*Problem description:*
Can you write out the whole listing exactly?

-- begin --

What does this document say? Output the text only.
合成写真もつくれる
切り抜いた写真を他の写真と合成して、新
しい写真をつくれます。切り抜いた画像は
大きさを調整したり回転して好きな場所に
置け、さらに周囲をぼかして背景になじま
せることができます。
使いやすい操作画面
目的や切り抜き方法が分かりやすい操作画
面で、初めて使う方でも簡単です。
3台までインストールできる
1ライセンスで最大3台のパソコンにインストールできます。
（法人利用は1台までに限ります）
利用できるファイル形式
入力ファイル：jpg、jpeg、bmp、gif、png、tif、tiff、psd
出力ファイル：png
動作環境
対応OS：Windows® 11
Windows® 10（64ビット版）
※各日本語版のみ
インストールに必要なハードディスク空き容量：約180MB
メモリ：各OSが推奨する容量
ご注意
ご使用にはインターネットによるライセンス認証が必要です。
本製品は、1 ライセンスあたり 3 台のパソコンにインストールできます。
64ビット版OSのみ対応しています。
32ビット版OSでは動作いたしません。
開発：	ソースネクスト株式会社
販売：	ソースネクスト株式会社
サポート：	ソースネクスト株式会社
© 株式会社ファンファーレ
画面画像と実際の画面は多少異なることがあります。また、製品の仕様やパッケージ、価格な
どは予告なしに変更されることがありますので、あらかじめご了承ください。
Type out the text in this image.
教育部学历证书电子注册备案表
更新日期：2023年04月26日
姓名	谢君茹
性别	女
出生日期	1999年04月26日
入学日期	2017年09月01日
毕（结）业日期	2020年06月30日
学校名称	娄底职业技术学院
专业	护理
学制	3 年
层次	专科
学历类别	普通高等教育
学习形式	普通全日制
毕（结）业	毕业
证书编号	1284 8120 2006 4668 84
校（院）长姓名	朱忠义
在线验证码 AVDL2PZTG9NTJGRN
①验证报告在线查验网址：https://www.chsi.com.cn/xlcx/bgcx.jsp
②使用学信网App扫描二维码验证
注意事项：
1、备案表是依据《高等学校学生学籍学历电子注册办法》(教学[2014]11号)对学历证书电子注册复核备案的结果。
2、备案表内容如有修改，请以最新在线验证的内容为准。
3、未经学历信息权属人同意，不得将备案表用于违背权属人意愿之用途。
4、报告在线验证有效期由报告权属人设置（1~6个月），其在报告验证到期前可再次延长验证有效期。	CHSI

-- end --

*Solution to this task:*
What does this document say? Output the text only.
合成写真もつくれる
切り抜いた写真を他の写真と合成して、新
しい写真をつくれます。切り抜いた画像は
大きさを調整したり回転して好きな場所に
置け、さらに周囲をぼかして背景になじま
せることができます。
使いやすい操作画面
目的や切り抜き方法が分かりやすい操作画
面で、初めて使う方でも簡単です。
3台までインストールできる
1ライセンスで最大3台のパソコンにインストールできます。
（法人利用は1台までに限ります）
利用できるファイル形式
入力ファイル：jpg、jpeg、bmp、gif、png、tif、tiff、psd
出力ファイル：png
動作環境
対応OS：Windows® 11
Windows® 10（64ビット版）
※各日本語版のみ
インストールに必要なハードディスク空き容量：約180MB
メモリ：各OSが推奨する容量
ご注意
ご使用にはインターネットによるライセンス認証が必要です。
本製品は、1 ライセンスあたり 3 台のパソコンにインストールできます。
64ビット版OSのみ対応しています。
32ビット版OSでは動作いたしません。
開発：	ソースネクスト株式会社
販売：	ソースネクスト株式会社
サポート：	ソースネクスト株式会社
© 株式会社ファンファーレ
画面画像と実際の画面は多少異なることがあります。また、製品の仕様やパッケージ、価格な
どは予告なしに変更されることがありますので、あらかじめご了承ください。
Type out the text in this image.
教育部学历证书电子注册备案表
更新日期：2023年04月26日
姓名	谢君茹
性别	女
出生日期	1999年04月26日
入学日期	2017年09月01日
毕（结）业日期	2020年06月30日
学校名称	娄底职业技术学院
专业	护理
学制	3 年
层次	专科
学历类别	普通高等教育
学习形式	普通全日制
毕（结）业	毕业
证书编号	1284 8120 2006 4668 84
校（院）长姓名	朱忠义
在线验证码 AVDL2PZTG9NTJGRN
①验证报告在线查验网址：https://www.chsi.com.cn/xlcx/bgcx.jsp
②使用学信网App扫描二维码验证
注意事项：
1、备案表是依据《高等学校学生学籍学历电子注册办法》(教学[2014]11号)对学历证书电子注册复核备案的结果。
2、备案表内容如有修改，请以最新在线验证的内容为准。
3、未经学历信息权属人同意，不得将备案表用于违背权属人意愿之用途。
4、报告在线验证有效期由报告权属人设置（1~6个月），其在报告验证到期前可再次延长验证有效期。	CHSI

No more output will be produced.